* **Task brief**:
Check each line of the records for "Download"; collect those that have it.

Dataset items
%%

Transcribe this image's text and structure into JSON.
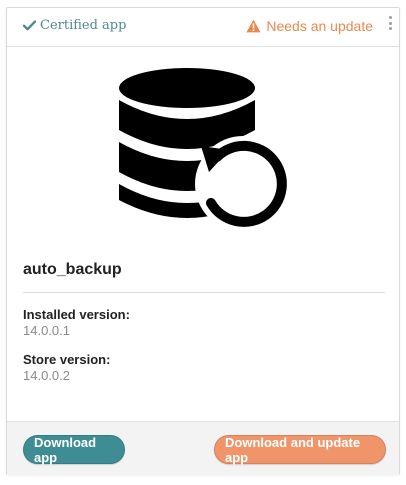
{
  "header": {
    "certified_label": "Certified app",
    "certified_icon": "check-icon",
    "status_label": "Needs an update",
    "status_icon": "warning-triangle-icon",
    "menu_icon": "kebab-menu-icon"
  },
  "app": {
    "icon": "database-restore-icon",
    "name": "auto_backup"
  },
  "versions": {
    "installed_label": "Installed version:",
    "installed_value": "14.0.0.1",
    "store_label": "Store version:",
    "store_value": "14.0.0.2"
  },
  "footer": {
    "download_label": "Download app",
    "update_label": "Download and update app"
  },
  "colors": {
    "certified": "#4a8a90",
    "warning": "#e8894f",
    "primary_button": "#3f8d94",
    "secondary_button": "#f0946a"
  }
}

%%

* **Completed task**:
    "download_label": "Download app",
    "update_label": "Download and update app"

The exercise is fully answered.